• _Data rows_
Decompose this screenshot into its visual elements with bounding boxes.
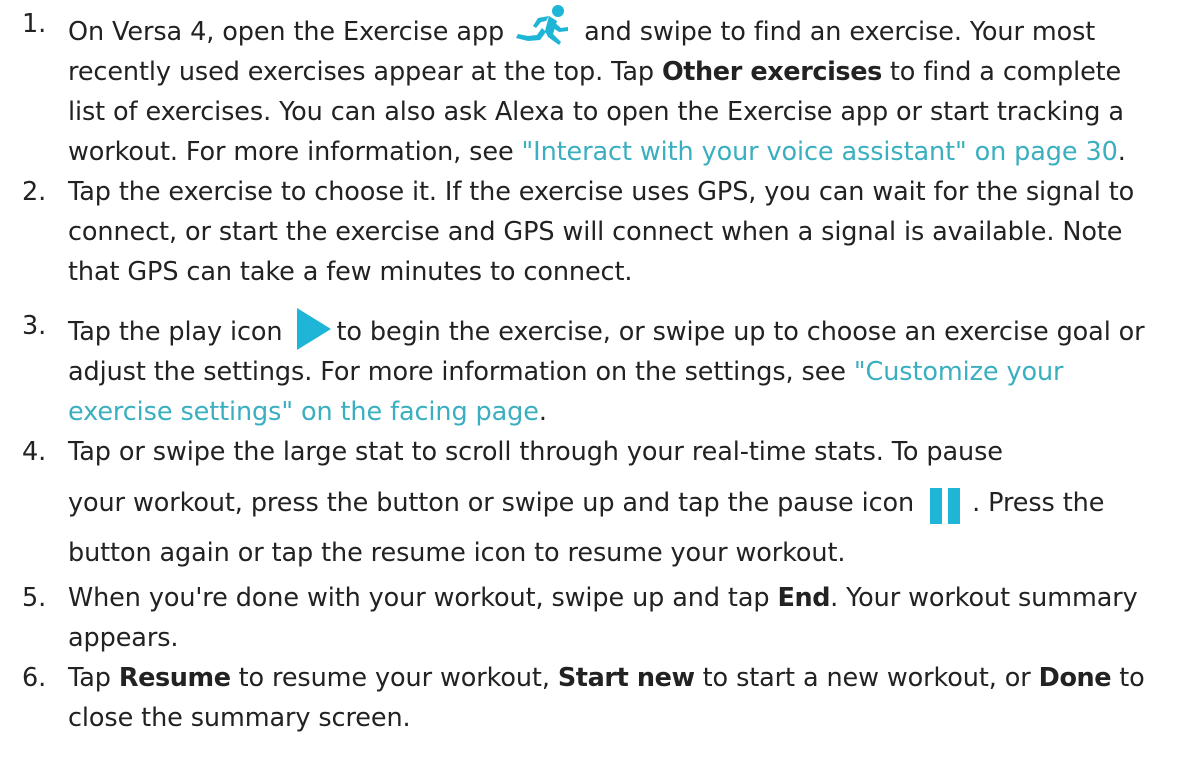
- step-3: 3. Tap the play icon to begin the exerci…: [0, 306, 1177, 432]
- play-icon: [291, 306, 335, 352]
- pause-icon: [924, 486, 968, 526]
- step-1: 1. On Versa 4, open the Exercise app and…: [0, 4, 1177, 172]
- step-number: 4.: [22, 437, 47, 467]
- step-text: When you're done with your workout, swip…: [68, 583, 778, 613]
- step-6: 6. Tap Resume to resume your workout, St…: [0, 658, 1177, 738]
- step-number: 1.: [22, 9, 47, 39]
- running-person-icon: [514, 4, 570, 54]
- step-text: your workout, press the button or swipe …: [68, 488, 915, 518]
- step-4: 4. Tap or swipe the large stat to scroll…: [0, 432, 1177, 578]
- step-line: your workout, press the button or swipe …: [68, 472, 1147, 578]
- step-text: Tap: [68, 663, 119, 693]
- step-5: 5. When you're done with your workout, s…: [0, 578, 1177, 658]
- step-text: On Versa 4, open the Exercise app: [68, 17, 505, 47]
- resume-term: Resume: [118, 663, 231, 693]
- step-text: to resume your workout,: [230, 663, 558, 693]
- step-2: 2. Tap the exercise to choose it. If the…: [0, 172, 1177, 292]
- step-number: 2.: [22, 177, 47, 207]
- other-exercises-term: Other exercises: [661, 57, 882, 87]
- step-text: Tap or swipe the large stat to scroll th…: [68, 437, 1003, 467]
- step-text: .: [1117, 137, 1126, 167]
- start-new-term: Start new: [557, 663, 695, 693]
- step-text: Tap the play icon: [68, 317, 291, 347]
- done-term: Done: [1038, 663, 1112, 693]
- step-text: .: [538, 397, 547, 427]
- voice-assistant-link[interactable]: "Interact with your voice assistant" on …: [522, 137, 1118, 167]
- end-term: End: [777, 583, 831, 613]
- step-number: 5.: [22, 583, 47, 613]
- step-number: 6.: [22, 663, 47, 693]
- step-text: to start a new workout, or: [694, 663, 1039, 693]
- manual-page: 1. On Versa 4, open the Exercise app and…: [0, 0, 1177, 782]
- step-text: Tap the exercise to choose it. If the ex…: [68, 177, 1135, 287]
- step-number: 3.: [22, 311, 47, 341]
- exercise-steps-list: 1. On Versa 4, open the Exercise app and…: [0, 4, 1177, 738]
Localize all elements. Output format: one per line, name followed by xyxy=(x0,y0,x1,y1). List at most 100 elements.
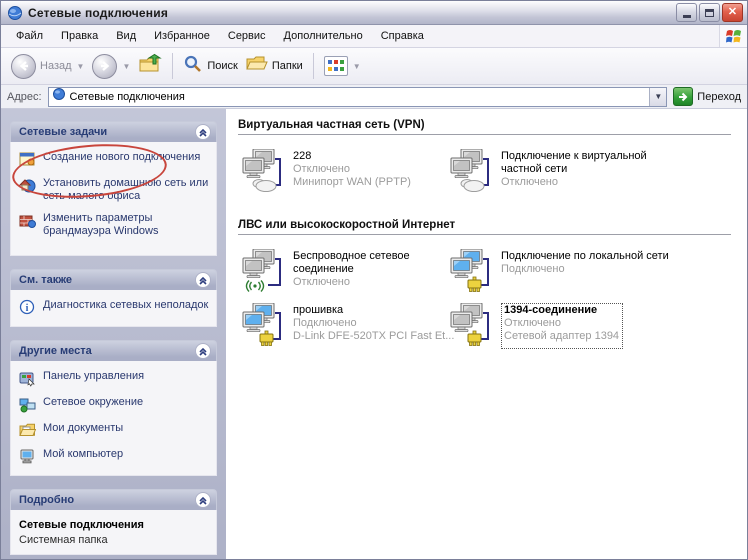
connection-item-local-area-connection[interactable]: Подключение по локальной сетиПодключено xyxy=(446,249,737,295)
section-grid-lan: Беспроводное сетевое соединениеОтключено… xyxy=(238,249,737,349)
connection-name: 1394-соединение xyxy=(504,304,619,317)
network-folder-icon xyxy=(52,87,66,106)
forward-icon xyxy=(92,54,117,79)
menu-item-файл[interactable]: Файл xyxy=(7,27,52,45)
network-places-icon xyxy=(19,396,36,413)
menu-item-правка[interactable]: Правка xyxy=(52,27,107,45)
sidebar-item-label: Мои документы xyxy=(43,422,123,439)
connection-status: Отключено xyxy=(504,317,619,330)
sidebar-panel-other-places: Другие места Панель управления Сетевое окр… xyxy=(10,340,217,476)
address-bar: Адрес: Сетевые подключения ▼ Переход xyxy=(1,85,747,109)
sidebar-item-create-new-connection[interactable]: Создание нового подключения xyxy=(19,151,210,168)
connection-device: D-Link DFE-520TX PCI Fast Et... xyxy=(293,330,454,343)
panel-header-details[interactable]: Подробно xyxy=(10,489,217,510)
sidebar-item-label: Сетевое окружение xyxy=(43,396,143,413)
menu-item-справка[interactable]: Справка xyxy=(372,27,433,45)
menu-item-дополнительно[interactable]: Дополнительно xyxy=(275,27,372,45)
views-dropdown-icon[interactable]: ▼ xyxy=(353,62,361,71)
lan-connection-icon xyxy=(238,303,286,349)
address-input[interactable]: Сетевые подключения ▼ xyxy=(48,87,668,107)
connection-text: Беспроводное сетевое соединениеОтключено xyxy=(293,249,446,295)
search-icon xyxy=(183,54,203,79)
back-dropdown-icon[interactable]: ▼ xyxy=(77,62,85,71)
collapse-chevron-icon[interactable] xyxy=(195,492,211,508)
search-button[interactable]: Поиск xyxy=(179,52,241,81)
sidebar-item-label: Панель управления xyxy=(43,370,144,387)
panel-body-details: Сетевые подключенияСистемная папка xyxy=(10,510,217,555)
address-label: Адрес: xyxy=(7,91,42,103)
sidebar-item-network-troubleshooter[interactable]: iДиагностика сетевых неполадок xyxy=(19,299,210,316)
title-bar: Сетевые подключения ✕ xyxy=(1,1,747,25)
sidebar-item-label: Мой компьютер xyxy=(43,448,123,465)
toolbar: Назад ▼ ▼ xyxy=(1,48,747,85)
connection-item-wireless-connection[interactable]: Беспроводное сетевое соединениеОтключено xyxy=(238,249,446,295)
panel-header-see-also[interactable]: См. также xyxy=(10,269,217,290)
new-connection-icon xyxy=(19,151,36,168)
panel-header-other-places[interactable]: Другие места xyxy=(10,340,217,361)
my-documents-icon xyxy=(19,422,36,439)
minimize-button[interactable] xyxy=(676,3,697,22)
menu-item-вид[interactable]: Вид xyxy=(107,27,145,45)
vpn-connection-icon xyxy=(238,149,286,195)
network-connections-icon xyxy=(7,5,23,21)
sidebar-item-network-places[interactable]: Сетевое окружение xyxy=(19,396,210,413)
menu-item-сервис[interactable]: Сервис xyxy=(219,27,275,45)
minimize-icon xyxy=(683,15,691,18)
panel-header-network-tasks[interactable]: Сетевые задачи xyxy=(10,121,217,142)
sidebar-panel-details: Подробно Сетевые подключенияСистемная пап… xyxy=(10,489,217,555)
close-button[interactable]: ✕ xyxy=(722,3,743,22)
window-title: Сетевые подключения xyxy=(28,6,676,20)
back-label: Назад xyxy=(40,60,72,72)
svg-text:i: i xyxy=(26,303,29,314)
panel-title: Подробно xyxy=(19,494,74,506)
panel-title: См. также xyxy=(19,274,72,286)
up-folder-icon xyxy=(138,53,162,80)
sidebar-item-my-computer[interactable]: Мой компьютер xyxy=(19,448,210,465)
menu-item-избранное[interactable]: Избранное xyxy=(145,27,219,45)
folders-icon xyxy=(246,55,268,78)
sidebar-panel-see-also: См. также iДиагностика сетевых неполадок xyxy=(10,269,217,327)
address-dropdown-button[interactable]: ▼ xyxy=(649,88,666,106)
my-computer-icon xyxy=(19,448,36,465)
content-area: Сетевые задачи Создание нового подключени… xyxy=(1,109,747,559)
details-folder-name: Сетевые подключения xyxy=(19,519,210,531)
connection-item-proshivka[interactable]: прошивкаПодключеноD-Link DFE-520TX PCI F… xyxy=(238,303,446,349)
connection-status: Подключено xyxy=(293,317,454,330)
home-network-icon xyxy=(19,177,36,194)
views-button[interactable]: ▼ xyxy=(320,54,365,78)
sidebar-item-my-documents[interactable]: Мои документы xyxy=(19,422,210,439)
section-grid-vpn: 228ОтключеноМинипорт WAN (PPTP)Подключен… xyxy=(238,149,737,195)
sidebar-item-label: Установить домашнюю сеть или сеть малого… xyxy=(43,177,210,203)
back-button[interactable]: Назад ▼ xyxy=(7,52,88,81)
sidebar-item-change-firewall-settings[interactable]: Изменить параметры брандмауэра Windows xyxy=(19,212,210,238)
sidebar-item-label: Создание нового подключения xyxy=(43,151,200,168)
connection-name: Подключение к виртуальной частной сети xyxy=(501,150,671,176)
wireless-connection-icon xyxy=(238,249,286,295)
collapse-chevron-icon[interactable] xyxy=(195,343,211,359)
forward-dropdown-icon[interactable]: ▼ xyxy=(122,62,130,71)
folders-button[interactable]: Папки xyxy=(242,53,307,80)
forward-button[interactable]: ▼ xyxy=(88,52,134,81)
panel-body-see-also: iДиагностика сетевых неполадок xyxy=(10,290,217,327)
sidebar-item-setup-home-network[interactable]: Установить домашнюю сеть или сеть малого… xyxy=(19,177,210,203)
connection-item-firewire-1394[interactable]: 1394-соединениеОтключеноСетевой адаптер … xyxy=(446,303,737,349)
connection-text: прошивкаПодключеноD-Link DFE-520TX PCI F… xyxy=(293,303,454,349)
maximize-button[interactable] xyxy=(699,3,720,22)
up-button[interactable] xyxy=(134,51,166,82)
panel-title: Сетевые задачи xyxy=(19,126,107,138)
search-label: Поиск xyxy=(207,60,237,72)
connection-item-vpn-228[interactable]: 228ОтключеноМинипорт WAN (PPTP) xyxy=(238,149,446,195)
connection-status: Отключено xyxy=(293,276,446,289)
section-header-vpn: Виртуальная частная сеть (VPN) xyxy=(238,117,731,135)
collapse-chevron-icon[interactable] xyxy=(195,124,211,140)
vpn-connection-icon xyxy=(446,149,494,195)
connection-text: Подключение по локальной сетиПодключено xyxy=(501,249,669,295)
collapse-chevron-icon[interactable] xyxy=(195,272,211,288)
go-button[interactable]: Переход xyxy=(673,87,741,106)
connection-status: Отключено xyxy=(293,163,411,176)
go-arrow-icon xyxy=(673,87,693,106)
windows-logo-icon xyxy=(719,25,747,47)
sidebar-item-control-panel[interactable]: Панель управления xyxy=(19,370,210,387)
connection-item-vpn-connection[interactable]: Подключение к виртуальной частной сетиОт… xyxy=(446,149,737,195)
panel-body-network-tasks: Создание нового подключения Установить до… xyxy=(10,142,217,256)
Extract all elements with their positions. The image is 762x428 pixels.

• _Task to complete_
Extract every line in the records that contains the word "chevron".

• _Written solution_
collapse-chevron-icon[interactable] xyxy=(195,492,211,508)
collapse-chevron-icon[interactable] xyxy=(195,343,211,359)
collapse-chevron-icon[interactable] xyxy=(195,124,211,140)
collapse-chevron-icon[interactable] xyxy=(195,272,211,288)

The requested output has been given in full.